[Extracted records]
## Start
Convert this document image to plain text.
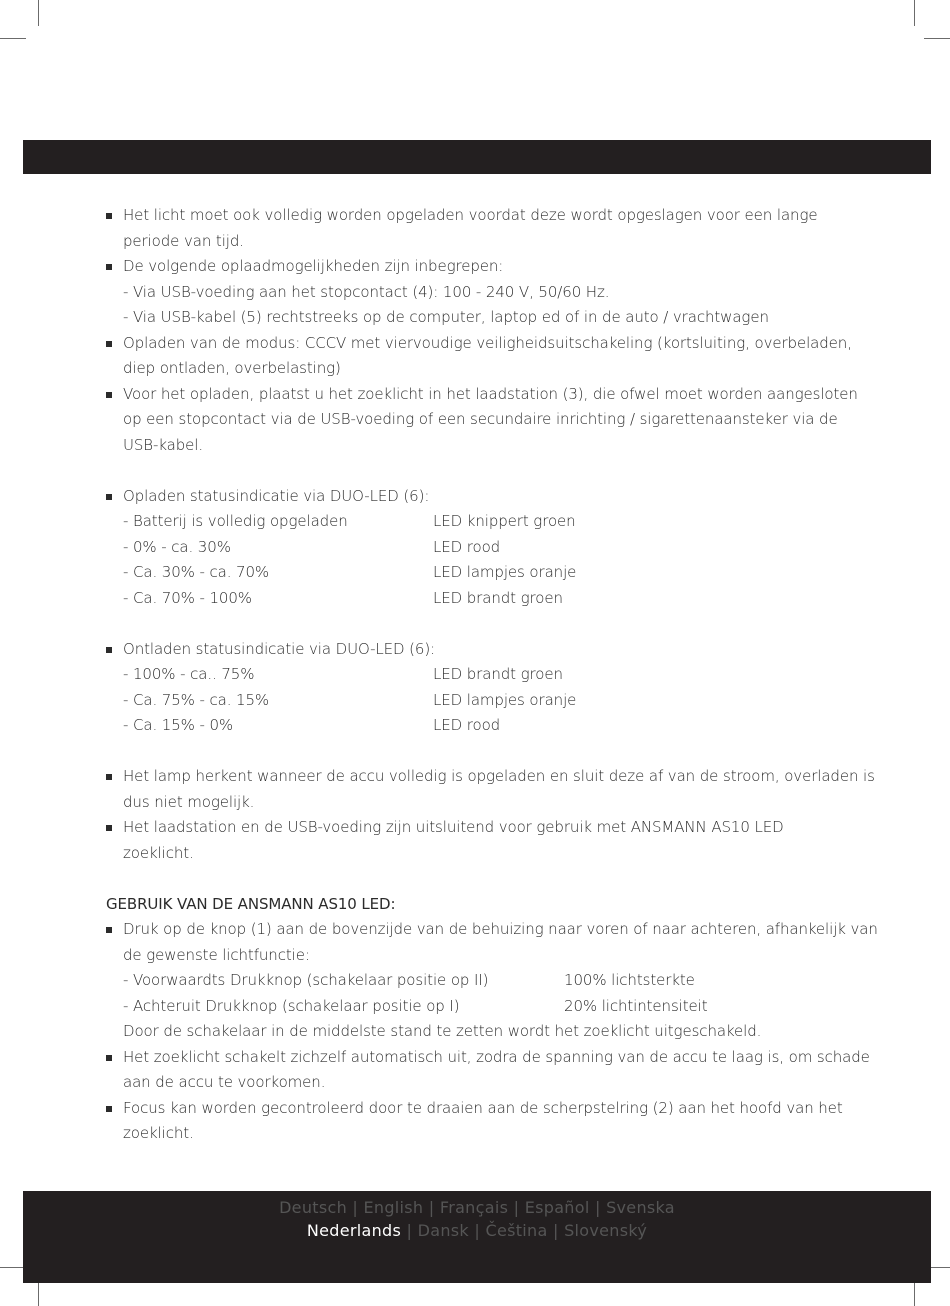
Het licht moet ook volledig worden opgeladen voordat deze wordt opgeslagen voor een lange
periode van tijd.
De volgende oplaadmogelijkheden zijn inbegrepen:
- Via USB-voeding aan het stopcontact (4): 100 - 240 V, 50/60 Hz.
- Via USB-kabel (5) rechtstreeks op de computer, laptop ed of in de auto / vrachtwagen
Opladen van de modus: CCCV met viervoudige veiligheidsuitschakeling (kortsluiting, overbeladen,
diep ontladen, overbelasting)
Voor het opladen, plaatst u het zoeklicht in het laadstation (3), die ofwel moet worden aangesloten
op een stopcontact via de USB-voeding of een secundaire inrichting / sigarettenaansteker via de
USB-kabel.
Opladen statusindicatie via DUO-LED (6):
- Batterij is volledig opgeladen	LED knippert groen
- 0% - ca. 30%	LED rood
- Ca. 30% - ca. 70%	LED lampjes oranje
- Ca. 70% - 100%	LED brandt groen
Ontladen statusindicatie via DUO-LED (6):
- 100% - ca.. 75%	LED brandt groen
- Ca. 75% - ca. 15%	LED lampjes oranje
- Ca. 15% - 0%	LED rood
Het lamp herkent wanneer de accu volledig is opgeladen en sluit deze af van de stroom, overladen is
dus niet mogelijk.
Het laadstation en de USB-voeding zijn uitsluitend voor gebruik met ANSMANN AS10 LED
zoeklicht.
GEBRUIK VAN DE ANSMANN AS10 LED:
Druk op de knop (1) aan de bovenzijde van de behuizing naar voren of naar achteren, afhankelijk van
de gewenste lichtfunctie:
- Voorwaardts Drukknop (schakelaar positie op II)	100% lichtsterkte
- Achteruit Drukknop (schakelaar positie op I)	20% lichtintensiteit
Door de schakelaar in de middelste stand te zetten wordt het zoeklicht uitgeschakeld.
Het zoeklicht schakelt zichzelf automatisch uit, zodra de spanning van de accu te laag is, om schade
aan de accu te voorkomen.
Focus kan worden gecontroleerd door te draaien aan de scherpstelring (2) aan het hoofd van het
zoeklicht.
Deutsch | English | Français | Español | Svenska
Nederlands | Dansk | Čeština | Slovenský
## End
• Goal: Search the lines for the string "Drukknop" and copy every line that has it.

• Answer for the task:
- Voorwaardts Drukknop (schakelaar positie op II)	100% lichtsterkte
- Achteruit Drukknop (schakelaar positie op I)	20% lichtintensiteit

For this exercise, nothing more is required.